Exercise material:

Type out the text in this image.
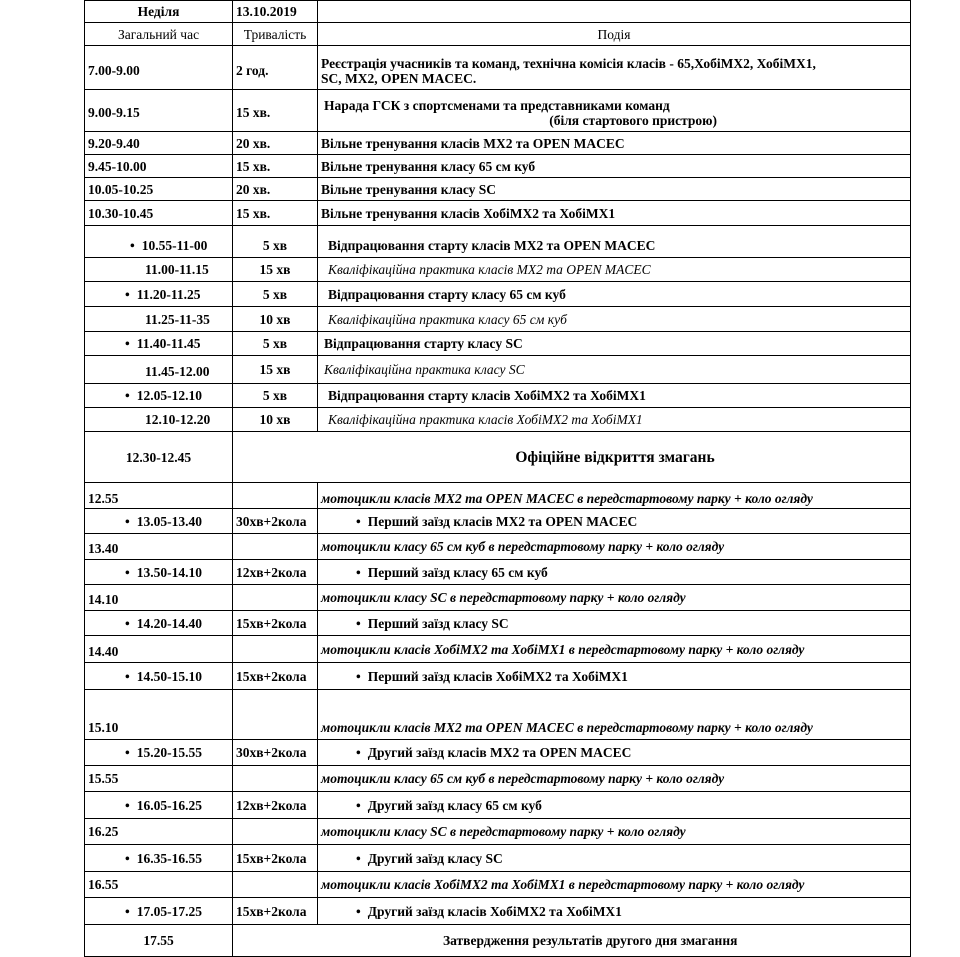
Неділя	13.10.2019	
Загальний час	Тривалість	Подія
7.00-9.00	2 год.	Реєстрація учасників та команд, технічна комісія класів - 65,ХобіМХ2, ХобіМХ1,
SC, MX2, OPEN MACEC.
9.00-9.15	15 хв.	Нарада ГСК з спортсменами та представниками команд

(біля стартового пристрою)

9.20-9.40	20 хв.	Вільне тренування класів МХ2 та OPEN MACEC
9.45-10.00	15 хв.	Вільне тренування класу 65 см куб
10.05-10.25	20 хв.	Вільне тренування класу SC
10.30-10.45	15 хв.	Вільне тренування класів ХобіМХ2 та ХобіМХ1
• 10.55-11-00	5 хв	Відпрацювання старту класів МХ2 та OPEN MACEC
11.00-11.15	15 хв	Кваліфікаційна практика класів МХ2 та OPEN MACEC
• 11.20-11.25	5 хв	Відпрацювання старту класу 65 см куб
11.25-11-35	10 хв	Кваліфікаційна практика класу 65 см куб
• 11.40-11.45	5 хв	Відпрацювання старту класу SC
11.45-12.00	15 хв	Кваліфікаційна практика класу SC
• 12.05-12.10	5 хв	Відпрацювання старту класів ХобіМХ2 та ХобіМХ1
12.10-12.20	10 хв	Кваліфікаційна практика класів ХобіМХ2 та ХобіМХ1
12.30-12.45	Офіційне відкриття змагань	
12.55		мотоцикли класів МХ2 та OPEN MACEC в передстартовому парку + коло огляду
• 13.05-13.40	30хв+2кола	• Перший заїзд класів МХ2 та OPEN MACEC
13.40		мотоцикли класу 65 см куб в передстартовому парку + коло огляду
• 13.50-14.10	12хв+2кола	• Перший заїзд класу 65 см куб
14.10		мотоцикли класу SC в передстартовому парку + коло огляду
• 14.20-14.40	15хв+2кола	• Перший заїзд класу SC
14.40		мотоцикли класів ХобіМХ2 та ХобіМХ1 в передстартовому парку + коло огляду
• 14.50-15.10	15хв+2кола	• Перший заїзд класів ХобіМХ2 та ХобіМХ1
15.10		мотоцикли класів МХ2 та OPEN MACEC в передстартовому парку + коло огляду
• 15.20-15.55	30хв+2кола	• Другий заїзд класів МХ2 та OPEN MACEC
15.55		мотоцикли класу 65 см куб в передстартовому парку + коло огляду
• 16.05-16.25	12хв+2кола	• Другий заїзд класу 65 см куб
16.25		мотоцикли класу SC в передстартовому парку + коло огляду
• 16.35-16.55	15хв+2кола	• Другий заїзд класу SC
16.55		мотоцикли класів ХобіМХ2 та ХобіМХ1 в передстартовому парку + коло огляду
• 17.05-17.25	15хв+2кола	• Другий заїзд класів ХобіМХ2 та ХобіМХ1
17.55	Затвердження результатів другого дня змагання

Given request: Scan the lines for the string "парку". Pick out every line that has it.

The output:
12.55		мотоцикли класів МХ2 та OPEN MACEC в передстартовому парку + коло огляду
13.40		мотоцикли класу 65 см куб в передстартовому парку + коло огляду
14.10		мотоцикли класу SC в передстартовому парку + коло огляду
14.40		мотоцикли класів ХобіМХ2 та ХобіМХ1 в передстартовому парку + коло огляду
15.10		мотоцикли класів МХ2 та OPEN MACEC в передстартовому парку + коло огляду
15.55		мотоцикли класу 65 см куб в передстартовому парку + коло огляду
16.25		мотоцикли класу SC в передстартовому парку + коло огляду
16.55		мотоцикли класів ХобіМХ2 та ХобіМХ1 в передстартовому парку + коло огляду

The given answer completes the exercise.